WORK TO BE COMPLETED: Among the lines below, count those containing the word "ylabel". Give the number only.

[Figure content listings]
___

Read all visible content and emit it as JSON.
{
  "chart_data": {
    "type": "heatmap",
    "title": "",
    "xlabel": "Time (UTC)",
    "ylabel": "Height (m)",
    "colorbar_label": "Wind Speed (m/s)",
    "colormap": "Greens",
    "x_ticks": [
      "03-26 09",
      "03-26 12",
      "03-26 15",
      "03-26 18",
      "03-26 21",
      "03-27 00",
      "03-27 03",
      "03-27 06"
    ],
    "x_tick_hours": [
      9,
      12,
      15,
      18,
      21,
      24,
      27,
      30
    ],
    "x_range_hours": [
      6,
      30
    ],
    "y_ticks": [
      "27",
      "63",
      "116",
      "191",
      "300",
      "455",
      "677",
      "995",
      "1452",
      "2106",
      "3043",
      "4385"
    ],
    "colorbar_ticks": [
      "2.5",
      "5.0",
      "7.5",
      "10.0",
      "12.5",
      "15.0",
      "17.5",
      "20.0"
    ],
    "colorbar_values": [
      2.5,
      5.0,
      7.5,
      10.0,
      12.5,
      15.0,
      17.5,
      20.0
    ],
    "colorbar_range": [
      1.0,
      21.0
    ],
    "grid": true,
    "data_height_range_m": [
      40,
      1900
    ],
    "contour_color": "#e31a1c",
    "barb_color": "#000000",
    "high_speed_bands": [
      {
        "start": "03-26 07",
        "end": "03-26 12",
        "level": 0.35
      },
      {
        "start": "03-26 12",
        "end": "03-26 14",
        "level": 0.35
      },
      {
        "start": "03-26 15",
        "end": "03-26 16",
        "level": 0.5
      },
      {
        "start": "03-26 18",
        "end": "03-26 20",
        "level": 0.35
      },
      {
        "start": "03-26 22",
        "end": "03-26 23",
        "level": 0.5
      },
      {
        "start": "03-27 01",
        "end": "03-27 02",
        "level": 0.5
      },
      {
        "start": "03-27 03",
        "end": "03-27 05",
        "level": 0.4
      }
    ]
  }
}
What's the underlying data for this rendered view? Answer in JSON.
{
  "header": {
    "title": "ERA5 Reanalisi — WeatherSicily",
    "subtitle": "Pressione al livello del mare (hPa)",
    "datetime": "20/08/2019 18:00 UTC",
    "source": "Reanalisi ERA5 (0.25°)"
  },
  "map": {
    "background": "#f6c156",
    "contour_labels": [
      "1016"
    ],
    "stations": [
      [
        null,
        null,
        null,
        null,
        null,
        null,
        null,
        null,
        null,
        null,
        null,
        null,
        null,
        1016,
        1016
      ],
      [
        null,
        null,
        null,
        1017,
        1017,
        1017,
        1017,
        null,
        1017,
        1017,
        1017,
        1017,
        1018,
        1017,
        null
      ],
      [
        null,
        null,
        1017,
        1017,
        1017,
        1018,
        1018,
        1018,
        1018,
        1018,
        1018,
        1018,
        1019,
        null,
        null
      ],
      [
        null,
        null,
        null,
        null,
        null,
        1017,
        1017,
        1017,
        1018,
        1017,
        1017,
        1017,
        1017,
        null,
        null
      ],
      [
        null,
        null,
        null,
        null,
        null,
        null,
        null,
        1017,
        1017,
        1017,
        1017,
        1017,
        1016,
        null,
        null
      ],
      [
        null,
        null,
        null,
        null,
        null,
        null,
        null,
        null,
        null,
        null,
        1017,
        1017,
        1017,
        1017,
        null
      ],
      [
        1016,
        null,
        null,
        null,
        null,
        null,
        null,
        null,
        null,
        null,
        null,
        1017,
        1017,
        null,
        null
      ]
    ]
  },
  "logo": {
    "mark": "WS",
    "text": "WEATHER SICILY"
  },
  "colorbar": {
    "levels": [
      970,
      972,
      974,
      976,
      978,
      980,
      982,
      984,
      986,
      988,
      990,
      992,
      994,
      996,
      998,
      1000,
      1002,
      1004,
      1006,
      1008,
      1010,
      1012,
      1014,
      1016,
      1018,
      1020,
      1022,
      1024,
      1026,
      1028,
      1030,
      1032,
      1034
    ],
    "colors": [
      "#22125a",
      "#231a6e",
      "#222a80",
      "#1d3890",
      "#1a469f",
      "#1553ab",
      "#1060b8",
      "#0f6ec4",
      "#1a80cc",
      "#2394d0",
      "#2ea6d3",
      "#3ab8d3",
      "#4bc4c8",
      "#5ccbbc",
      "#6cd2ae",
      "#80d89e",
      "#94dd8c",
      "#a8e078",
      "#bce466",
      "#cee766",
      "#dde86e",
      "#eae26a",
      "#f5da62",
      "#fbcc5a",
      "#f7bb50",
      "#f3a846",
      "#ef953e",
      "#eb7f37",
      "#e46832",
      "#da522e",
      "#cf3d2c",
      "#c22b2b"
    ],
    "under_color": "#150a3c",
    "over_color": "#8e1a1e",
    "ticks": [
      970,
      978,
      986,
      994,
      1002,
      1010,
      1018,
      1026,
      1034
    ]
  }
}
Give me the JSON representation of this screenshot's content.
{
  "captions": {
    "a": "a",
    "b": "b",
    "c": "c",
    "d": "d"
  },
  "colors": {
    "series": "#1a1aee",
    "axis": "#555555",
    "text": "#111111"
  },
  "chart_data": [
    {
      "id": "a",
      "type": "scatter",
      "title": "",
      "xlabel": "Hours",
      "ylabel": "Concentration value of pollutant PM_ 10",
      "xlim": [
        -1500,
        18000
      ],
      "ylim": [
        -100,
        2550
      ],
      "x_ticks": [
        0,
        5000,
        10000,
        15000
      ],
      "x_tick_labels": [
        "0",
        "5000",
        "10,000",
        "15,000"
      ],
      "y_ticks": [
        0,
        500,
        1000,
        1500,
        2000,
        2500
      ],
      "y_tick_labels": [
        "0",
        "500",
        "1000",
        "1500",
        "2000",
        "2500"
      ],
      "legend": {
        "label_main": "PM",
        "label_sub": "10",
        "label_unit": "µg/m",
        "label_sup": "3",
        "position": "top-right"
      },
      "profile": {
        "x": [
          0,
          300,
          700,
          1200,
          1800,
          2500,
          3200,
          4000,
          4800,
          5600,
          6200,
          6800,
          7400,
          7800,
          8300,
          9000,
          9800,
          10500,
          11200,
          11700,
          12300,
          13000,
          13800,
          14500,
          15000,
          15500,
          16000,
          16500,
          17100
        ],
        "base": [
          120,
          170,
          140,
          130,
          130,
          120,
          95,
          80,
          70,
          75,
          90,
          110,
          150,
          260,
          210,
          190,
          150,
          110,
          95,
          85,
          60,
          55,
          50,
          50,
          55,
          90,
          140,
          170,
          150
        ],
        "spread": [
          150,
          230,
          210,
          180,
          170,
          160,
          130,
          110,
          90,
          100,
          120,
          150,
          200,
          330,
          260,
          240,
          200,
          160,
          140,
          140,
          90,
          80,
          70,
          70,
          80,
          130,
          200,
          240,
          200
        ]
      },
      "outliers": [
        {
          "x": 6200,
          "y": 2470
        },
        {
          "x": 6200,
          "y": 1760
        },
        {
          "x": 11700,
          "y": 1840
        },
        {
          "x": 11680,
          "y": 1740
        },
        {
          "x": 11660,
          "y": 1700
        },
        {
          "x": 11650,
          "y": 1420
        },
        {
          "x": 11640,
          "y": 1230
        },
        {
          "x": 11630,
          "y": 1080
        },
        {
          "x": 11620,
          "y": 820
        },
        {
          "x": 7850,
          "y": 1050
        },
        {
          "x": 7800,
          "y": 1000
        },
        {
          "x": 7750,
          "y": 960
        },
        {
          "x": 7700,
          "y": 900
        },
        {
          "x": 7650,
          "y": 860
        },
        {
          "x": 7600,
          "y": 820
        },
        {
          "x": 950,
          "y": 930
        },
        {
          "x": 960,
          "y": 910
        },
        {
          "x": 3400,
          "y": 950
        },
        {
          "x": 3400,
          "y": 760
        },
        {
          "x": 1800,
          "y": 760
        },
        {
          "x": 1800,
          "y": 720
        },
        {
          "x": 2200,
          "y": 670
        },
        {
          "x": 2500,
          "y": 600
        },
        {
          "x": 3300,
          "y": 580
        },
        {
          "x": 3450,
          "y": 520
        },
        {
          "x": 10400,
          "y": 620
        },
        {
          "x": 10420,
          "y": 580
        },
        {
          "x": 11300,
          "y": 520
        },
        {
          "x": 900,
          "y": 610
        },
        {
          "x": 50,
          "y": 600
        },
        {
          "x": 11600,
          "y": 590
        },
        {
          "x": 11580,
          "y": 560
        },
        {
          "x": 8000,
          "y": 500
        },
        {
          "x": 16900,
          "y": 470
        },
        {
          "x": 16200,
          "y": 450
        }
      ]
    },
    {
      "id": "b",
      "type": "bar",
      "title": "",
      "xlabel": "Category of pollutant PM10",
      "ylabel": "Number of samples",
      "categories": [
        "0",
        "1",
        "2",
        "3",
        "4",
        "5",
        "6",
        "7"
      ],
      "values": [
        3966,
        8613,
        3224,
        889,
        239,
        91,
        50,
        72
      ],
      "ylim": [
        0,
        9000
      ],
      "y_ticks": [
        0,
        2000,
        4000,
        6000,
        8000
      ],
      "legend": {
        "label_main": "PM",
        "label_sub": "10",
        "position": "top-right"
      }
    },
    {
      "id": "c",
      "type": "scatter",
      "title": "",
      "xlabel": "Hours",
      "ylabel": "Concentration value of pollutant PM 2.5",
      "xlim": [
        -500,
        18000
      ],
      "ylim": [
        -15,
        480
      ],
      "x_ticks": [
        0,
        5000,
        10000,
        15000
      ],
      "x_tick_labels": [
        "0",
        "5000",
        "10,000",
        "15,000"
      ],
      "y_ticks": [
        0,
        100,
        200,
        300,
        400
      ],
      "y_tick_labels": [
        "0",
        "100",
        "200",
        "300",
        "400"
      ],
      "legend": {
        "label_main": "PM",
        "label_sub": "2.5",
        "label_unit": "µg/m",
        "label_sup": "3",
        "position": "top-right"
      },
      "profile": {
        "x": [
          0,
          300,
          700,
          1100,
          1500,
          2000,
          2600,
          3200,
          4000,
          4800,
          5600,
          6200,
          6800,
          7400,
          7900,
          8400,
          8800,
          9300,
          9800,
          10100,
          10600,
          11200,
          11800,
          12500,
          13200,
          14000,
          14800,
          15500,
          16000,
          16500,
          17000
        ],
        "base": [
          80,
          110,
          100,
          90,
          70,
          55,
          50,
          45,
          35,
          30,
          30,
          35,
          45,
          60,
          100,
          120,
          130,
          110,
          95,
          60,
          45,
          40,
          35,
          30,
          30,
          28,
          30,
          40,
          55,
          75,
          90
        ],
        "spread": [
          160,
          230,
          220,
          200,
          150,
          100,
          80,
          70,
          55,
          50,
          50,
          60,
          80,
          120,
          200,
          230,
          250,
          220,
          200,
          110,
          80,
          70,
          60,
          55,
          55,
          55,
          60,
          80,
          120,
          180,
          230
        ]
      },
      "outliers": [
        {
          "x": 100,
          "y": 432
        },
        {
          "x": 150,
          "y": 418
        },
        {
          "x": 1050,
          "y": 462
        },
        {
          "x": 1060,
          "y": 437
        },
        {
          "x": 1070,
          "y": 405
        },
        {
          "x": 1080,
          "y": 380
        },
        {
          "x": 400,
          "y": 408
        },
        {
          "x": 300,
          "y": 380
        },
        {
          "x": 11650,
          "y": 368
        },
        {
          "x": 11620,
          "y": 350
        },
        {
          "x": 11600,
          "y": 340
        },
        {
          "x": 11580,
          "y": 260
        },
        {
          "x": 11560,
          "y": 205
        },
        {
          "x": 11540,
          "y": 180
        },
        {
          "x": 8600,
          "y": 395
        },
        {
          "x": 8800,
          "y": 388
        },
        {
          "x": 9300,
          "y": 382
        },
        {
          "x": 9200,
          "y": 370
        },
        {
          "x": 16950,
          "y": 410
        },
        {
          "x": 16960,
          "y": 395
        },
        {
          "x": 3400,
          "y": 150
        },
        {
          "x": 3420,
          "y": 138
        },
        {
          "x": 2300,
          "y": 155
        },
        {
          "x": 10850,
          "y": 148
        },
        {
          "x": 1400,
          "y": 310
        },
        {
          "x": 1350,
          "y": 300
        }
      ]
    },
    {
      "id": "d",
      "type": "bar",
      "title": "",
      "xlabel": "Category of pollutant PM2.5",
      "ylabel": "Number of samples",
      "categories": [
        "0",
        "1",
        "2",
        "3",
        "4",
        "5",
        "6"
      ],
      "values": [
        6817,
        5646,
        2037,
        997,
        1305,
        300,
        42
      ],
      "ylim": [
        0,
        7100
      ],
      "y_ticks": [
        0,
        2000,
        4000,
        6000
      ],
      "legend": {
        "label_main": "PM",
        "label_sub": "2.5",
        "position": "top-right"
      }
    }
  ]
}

___

EXPECTED OUTPUT: 5